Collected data

——————

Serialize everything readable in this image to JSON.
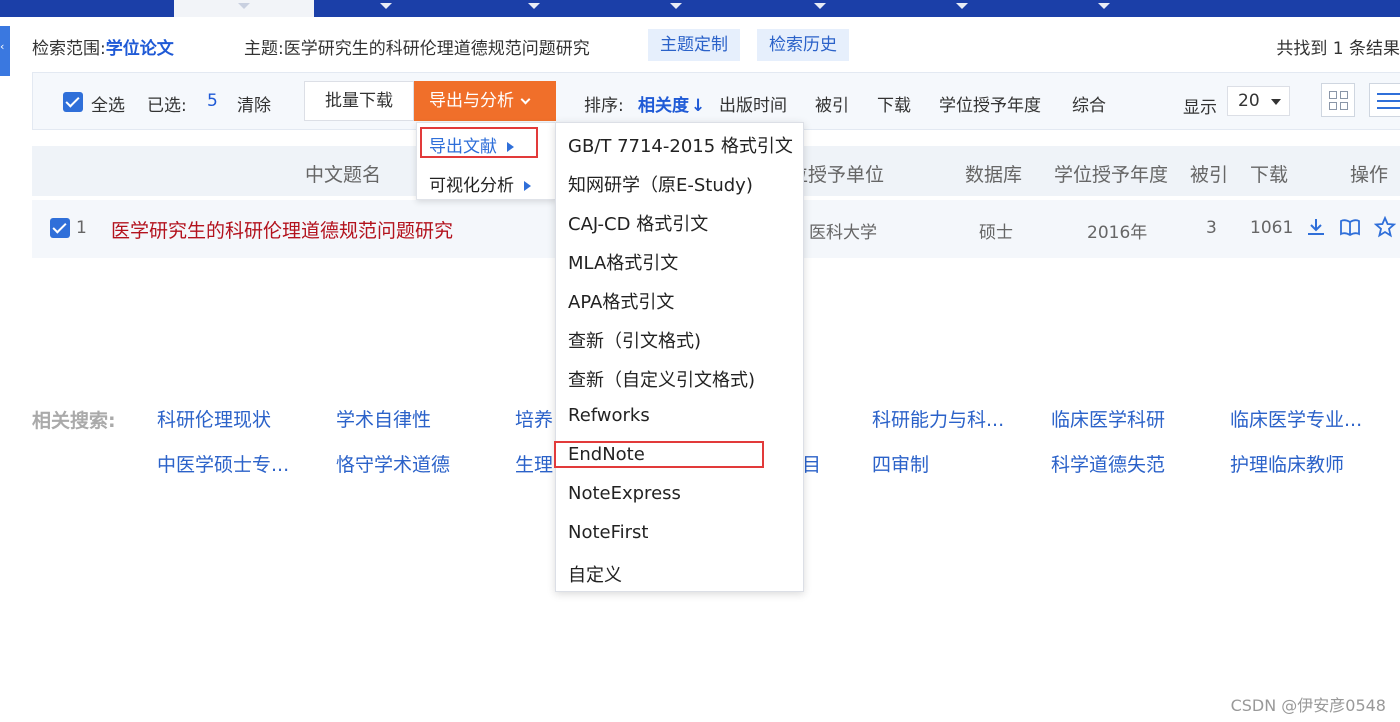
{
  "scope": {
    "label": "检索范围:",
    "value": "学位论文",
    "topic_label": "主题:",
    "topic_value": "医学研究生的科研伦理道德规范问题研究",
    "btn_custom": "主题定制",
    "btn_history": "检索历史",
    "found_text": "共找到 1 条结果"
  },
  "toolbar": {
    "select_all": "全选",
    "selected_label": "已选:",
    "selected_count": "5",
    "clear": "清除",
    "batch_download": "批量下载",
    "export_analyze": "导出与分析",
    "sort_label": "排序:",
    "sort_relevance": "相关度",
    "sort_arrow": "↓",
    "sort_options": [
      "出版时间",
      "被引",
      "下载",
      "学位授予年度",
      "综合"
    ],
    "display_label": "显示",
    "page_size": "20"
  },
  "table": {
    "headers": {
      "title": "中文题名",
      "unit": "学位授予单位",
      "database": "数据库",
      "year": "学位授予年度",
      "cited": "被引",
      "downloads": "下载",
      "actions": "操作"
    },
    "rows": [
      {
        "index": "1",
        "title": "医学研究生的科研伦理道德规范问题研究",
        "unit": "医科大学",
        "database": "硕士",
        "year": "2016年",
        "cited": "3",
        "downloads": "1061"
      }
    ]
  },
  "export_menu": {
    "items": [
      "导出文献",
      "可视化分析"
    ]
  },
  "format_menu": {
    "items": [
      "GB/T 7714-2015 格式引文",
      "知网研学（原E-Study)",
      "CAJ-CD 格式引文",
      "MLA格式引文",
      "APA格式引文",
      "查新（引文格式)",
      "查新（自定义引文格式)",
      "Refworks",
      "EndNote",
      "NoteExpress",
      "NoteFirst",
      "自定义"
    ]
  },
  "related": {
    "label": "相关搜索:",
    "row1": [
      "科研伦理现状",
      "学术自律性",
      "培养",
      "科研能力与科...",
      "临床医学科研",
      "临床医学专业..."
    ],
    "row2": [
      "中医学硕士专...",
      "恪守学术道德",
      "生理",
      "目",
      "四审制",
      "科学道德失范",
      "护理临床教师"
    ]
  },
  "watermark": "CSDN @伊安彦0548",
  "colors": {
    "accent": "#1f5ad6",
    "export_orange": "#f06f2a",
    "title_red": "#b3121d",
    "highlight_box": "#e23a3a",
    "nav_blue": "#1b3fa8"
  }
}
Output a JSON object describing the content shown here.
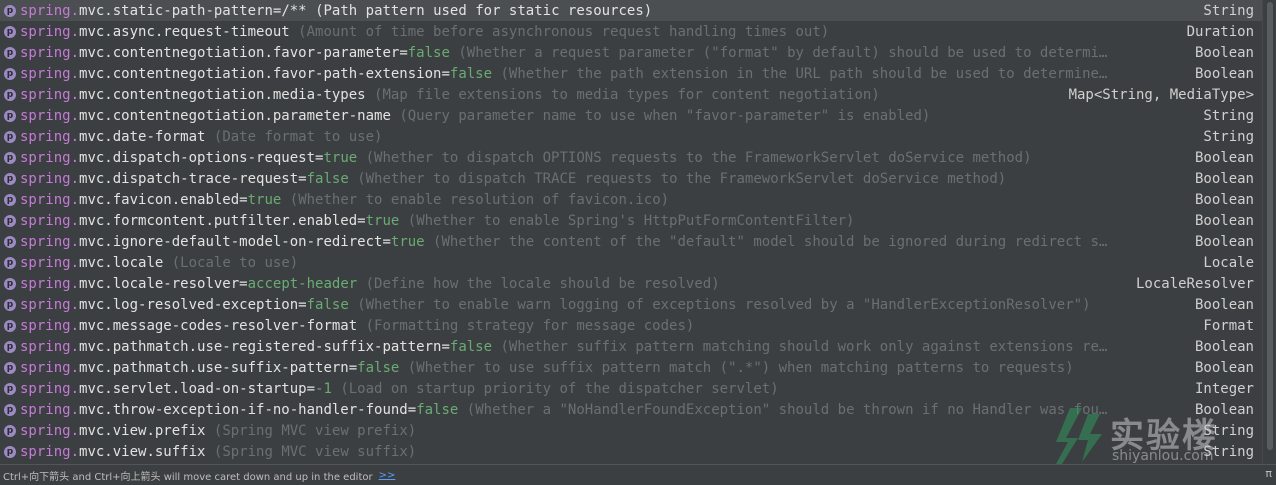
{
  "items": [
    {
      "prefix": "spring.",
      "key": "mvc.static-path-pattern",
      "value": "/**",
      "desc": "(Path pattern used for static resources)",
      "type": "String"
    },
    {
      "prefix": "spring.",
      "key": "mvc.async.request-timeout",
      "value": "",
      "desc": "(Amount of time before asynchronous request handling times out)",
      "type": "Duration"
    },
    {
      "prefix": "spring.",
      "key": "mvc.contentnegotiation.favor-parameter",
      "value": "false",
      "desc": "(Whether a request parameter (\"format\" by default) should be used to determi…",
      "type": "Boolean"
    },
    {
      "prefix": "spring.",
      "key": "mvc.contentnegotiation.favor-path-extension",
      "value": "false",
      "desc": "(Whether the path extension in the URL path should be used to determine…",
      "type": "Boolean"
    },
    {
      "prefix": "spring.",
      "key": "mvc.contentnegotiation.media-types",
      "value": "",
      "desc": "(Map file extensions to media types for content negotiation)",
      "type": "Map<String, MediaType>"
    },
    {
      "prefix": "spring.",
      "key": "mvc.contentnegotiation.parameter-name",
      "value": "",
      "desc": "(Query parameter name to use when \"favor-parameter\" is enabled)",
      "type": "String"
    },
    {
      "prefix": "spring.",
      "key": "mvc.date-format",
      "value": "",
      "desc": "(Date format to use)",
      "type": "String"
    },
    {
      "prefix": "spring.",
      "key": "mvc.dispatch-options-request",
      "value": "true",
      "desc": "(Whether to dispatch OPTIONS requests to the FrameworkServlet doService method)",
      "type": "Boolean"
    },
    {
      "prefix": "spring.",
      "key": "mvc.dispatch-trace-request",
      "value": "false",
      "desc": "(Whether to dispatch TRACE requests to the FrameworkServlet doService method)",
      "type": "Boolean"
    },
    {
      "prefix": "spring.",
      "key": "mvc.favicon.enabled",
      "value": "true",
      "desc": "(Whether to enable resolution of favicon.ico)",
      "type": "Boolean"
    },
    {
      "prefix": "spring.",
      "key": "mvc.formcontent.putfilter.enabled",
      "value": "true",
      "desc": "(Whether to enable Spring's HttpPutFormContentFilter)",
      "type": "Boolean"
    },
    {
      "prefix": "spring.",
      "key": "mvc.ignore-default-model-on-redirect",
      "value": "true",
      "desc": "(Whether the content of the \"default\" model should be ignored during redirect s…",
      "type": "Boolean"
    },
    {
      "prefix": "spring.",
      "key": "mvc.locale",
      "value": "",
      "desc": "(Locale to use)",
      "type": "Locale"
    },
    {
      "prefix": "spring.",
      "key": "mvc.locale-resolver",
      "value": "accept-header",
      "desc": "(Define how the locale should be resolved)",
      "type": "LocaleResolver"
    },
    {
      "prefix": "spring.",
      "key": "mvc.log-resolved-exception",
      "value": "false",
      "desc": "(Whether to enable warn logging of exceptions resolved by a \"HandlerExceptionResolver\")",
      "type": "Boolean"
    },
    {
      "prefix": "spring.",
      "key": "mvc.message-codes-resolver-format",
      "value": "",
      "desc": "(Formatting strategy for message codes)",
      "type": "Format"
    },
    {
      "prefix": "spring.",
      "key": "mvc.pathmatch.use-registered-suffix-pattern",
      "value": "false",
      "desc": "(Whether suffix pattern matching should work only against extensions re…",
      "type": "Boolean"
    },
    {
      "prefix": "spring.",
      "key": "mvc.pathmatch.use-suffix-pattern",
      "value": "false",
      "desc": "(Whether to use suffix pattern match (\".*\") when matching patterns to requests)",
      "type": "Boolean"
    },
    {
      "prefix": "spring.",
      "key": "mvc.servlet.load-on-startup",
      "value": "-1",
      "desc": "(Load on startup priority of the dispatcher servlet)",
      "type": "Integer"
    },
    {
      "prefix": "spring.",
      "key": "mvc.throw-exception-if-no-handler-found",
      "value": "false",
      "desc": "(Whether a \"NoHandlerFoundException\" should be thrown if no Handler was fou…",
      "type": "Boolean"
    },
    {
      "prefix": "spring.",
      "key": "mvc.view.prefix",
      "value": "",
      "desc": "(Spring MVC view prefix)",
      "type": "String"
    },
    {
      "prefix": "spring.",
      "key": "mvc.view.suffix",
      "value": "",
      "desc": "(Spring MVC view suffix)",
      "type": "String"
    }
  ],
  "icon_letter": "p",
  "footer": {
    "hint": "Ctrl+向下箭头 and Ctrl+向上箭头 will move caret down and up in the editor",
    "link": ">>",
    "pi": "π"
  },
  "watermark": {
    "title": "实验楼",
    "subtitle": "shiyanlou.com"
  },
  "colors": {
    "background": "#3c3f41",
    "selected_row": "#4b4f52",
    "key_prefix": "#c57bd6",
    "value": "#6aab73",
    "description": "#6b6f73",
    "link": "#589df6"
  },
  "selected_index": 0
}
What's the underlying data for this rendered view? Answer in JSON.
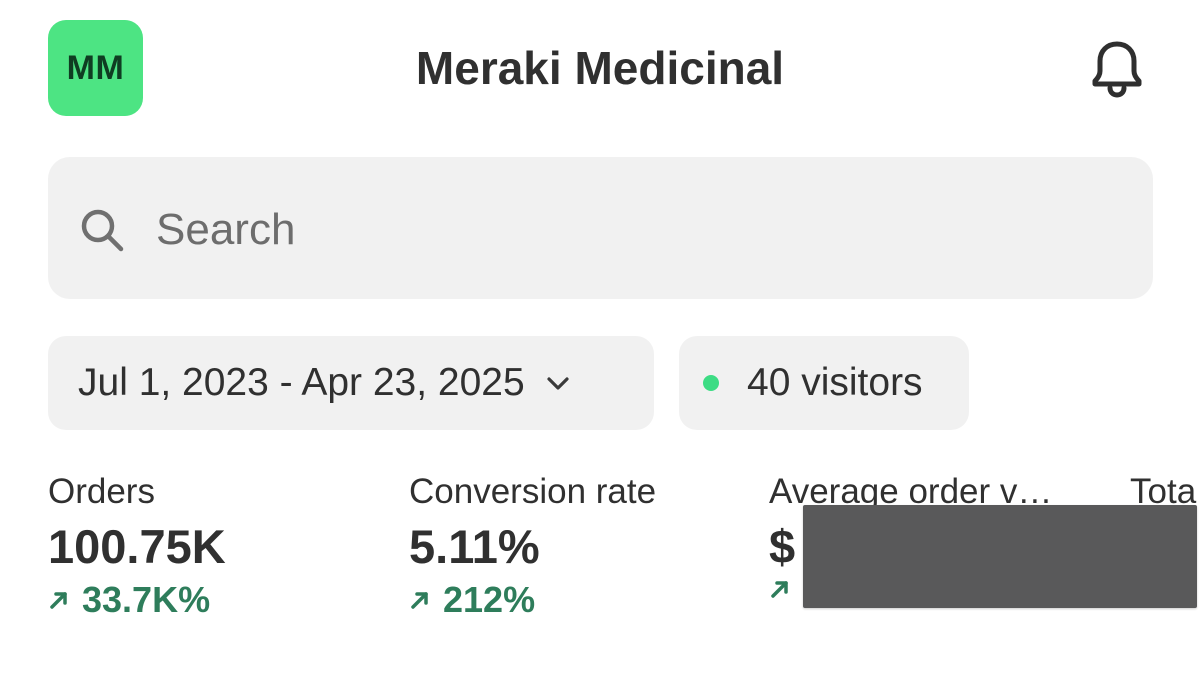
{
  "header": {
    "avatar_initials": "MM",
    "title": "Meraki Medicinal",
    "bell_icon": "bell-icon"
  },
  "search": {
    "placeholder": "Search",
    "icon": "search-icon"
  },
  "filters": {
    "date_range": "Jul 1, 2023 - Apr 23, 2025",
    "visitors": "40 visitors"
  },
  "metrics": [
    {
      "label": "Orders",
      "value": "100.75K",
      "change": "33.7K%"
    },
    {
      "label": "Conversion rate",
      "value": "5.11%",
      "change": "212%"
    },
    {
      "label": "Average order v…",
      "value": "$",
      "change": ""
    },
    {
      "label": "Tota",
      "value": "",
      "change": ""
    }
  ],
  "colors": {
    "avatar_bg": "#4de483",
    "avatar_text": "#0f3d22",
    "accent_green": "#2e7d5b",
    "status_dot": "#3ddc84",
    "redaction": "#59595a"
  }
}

——————

## [Task to complete]
Using the data above, copy each line that contains "redirect".

## [The solution]
      "key": "mvc.ignore-default-model-on-redirect",
      "desc": "(Whether the content of the \"default\" model should be ignored during redirect s…",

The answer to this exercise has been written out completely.